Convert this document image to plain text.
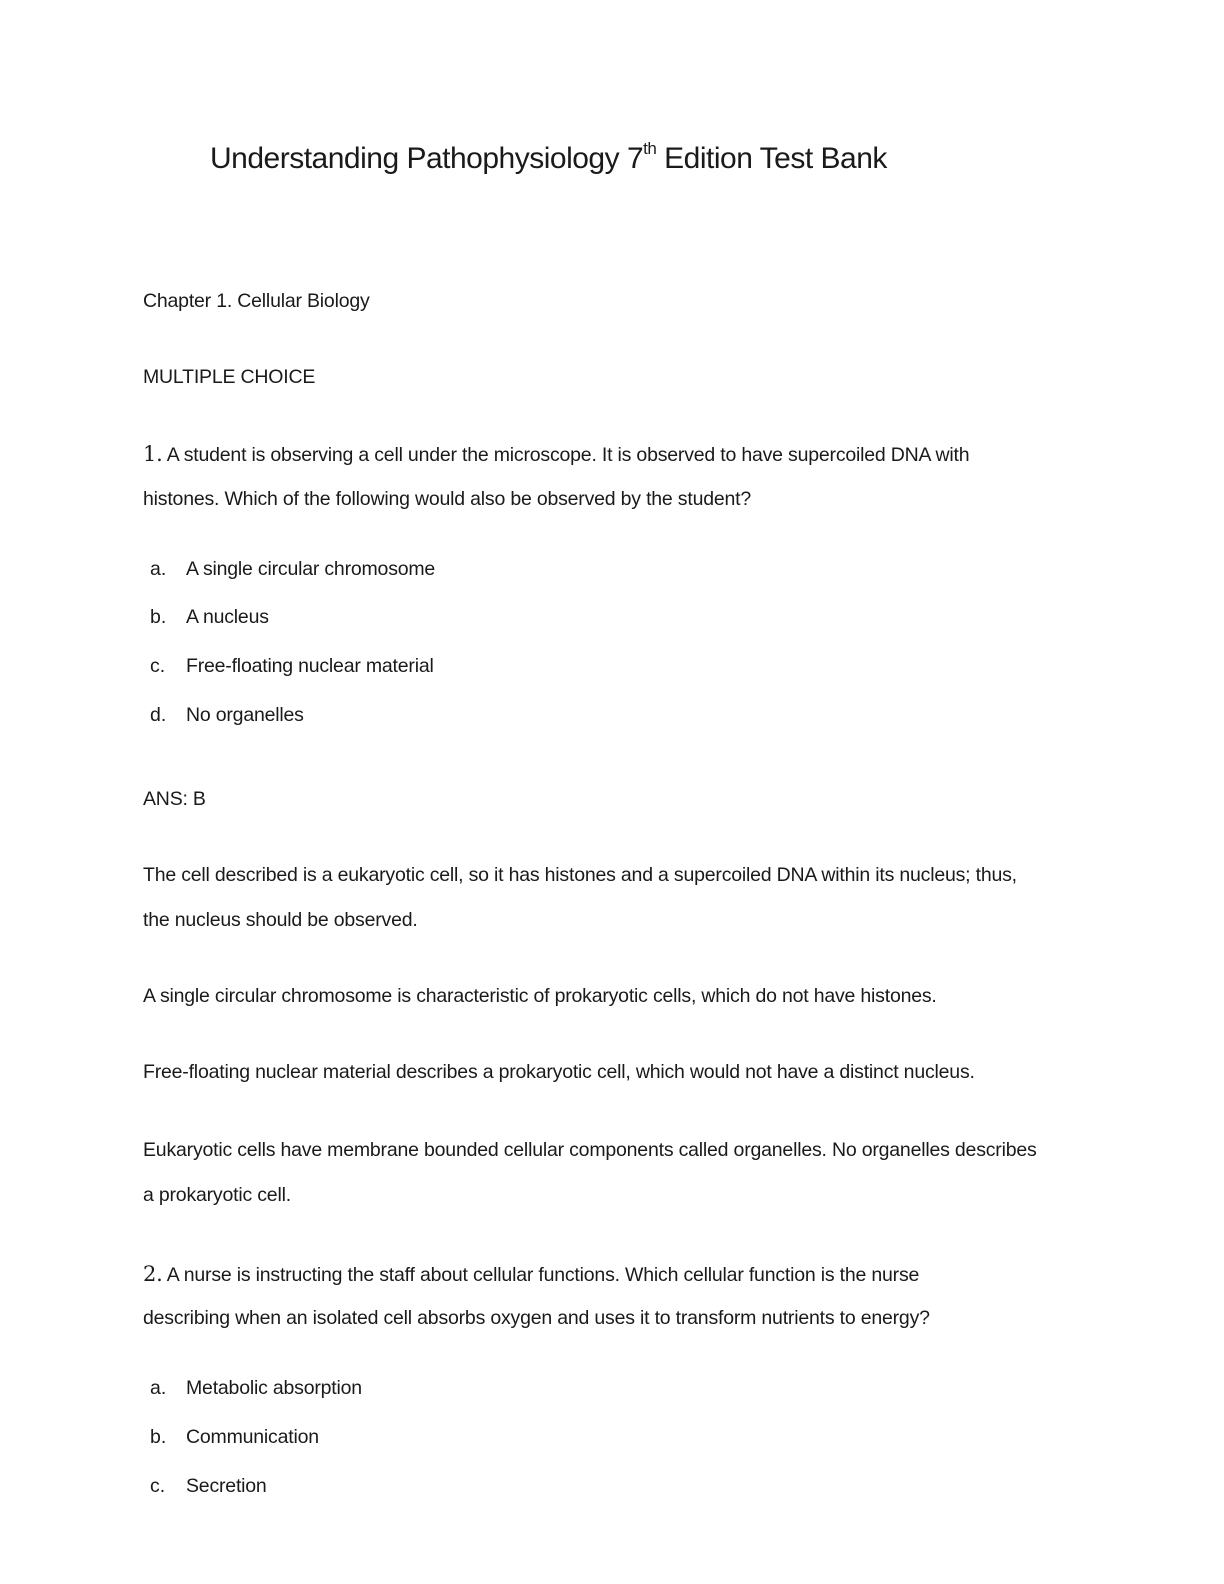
Understanding Pathophysiology 7th Edition Test Bank
Chapter 1. Cellular Biology
MULTIPLE CHOICE
1. A student is observing a cell under the microscope. It is observed to have supercoiled DNA with
histones. Which of the following would also be observed by the student?
a. A single circular chromosome
b. A nucleus
c. Free-floating nuclear material
d. No organelles
ANS: B
The cell described is a eukaryotic cell, so it has histones and a supercoiled DNA within its nucleus; thus,
the nucleus should be observed.
A single circular chromosome is characteristic of prokaryotic cells, which do not have histones.
Free-floating nuclear material describes a prokaryotic cell, which would not have a distinct nucleus.
Eukaryotic cells have membrane bounded cellular components called organelles. No organelles describes
a prokaryotic cell.
2. A nurse is instructing the staff about cellular functions. Which cellular function is the nurse
describing when an isolated cell absorbs oxygen and uses it to transform nutrients to energy?
a. Metabolic absorption
b. Communication
c. Secretion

◆ ◆ ◆ ◆

__EXERCISE REQUIREMENTS__. What is needed is every record above, returned exactly, with the pictures omitted.

__SOLUTION FOR THIS PROBLEM__.
Convert this document image to plain text.
Understanding Pathophysiology 7th Edition Test Bank
Chapter 1. Cellular Biology
MULTIPLE CHOICE
1. A student is observing a cell under the microscope. It is observed to have supercoiled DNA with
histones. Which of the following would also be observed by the student?
a. A single circular chromosome
b. A nucleus
c. Free-floating nuclear material
d. No organelles
ANS: B
The cell described is a eukaryotic cell, so it has histones and a supercoiled DNA within its nucleus; thus,
the nucleus should be observed.
A single circular chromosome is characteristic of prokaryotic cells, which do not have histones.
Free-floating nuclear material describes a prokaryotic cell, which would not have a distinct nucleus.
Eukaryotic cells have membrane bounded cellular components called organelles. No organelles describes
a prokaryotic cell.
2. A nurse is instructing the staff about cellular functions. Which cellular function is the nurse
describing when an isolated cell absorbs oxygen and uses it to transform nutrients to energy?
a. Metabolic absorption
b. Communication
c. Secretion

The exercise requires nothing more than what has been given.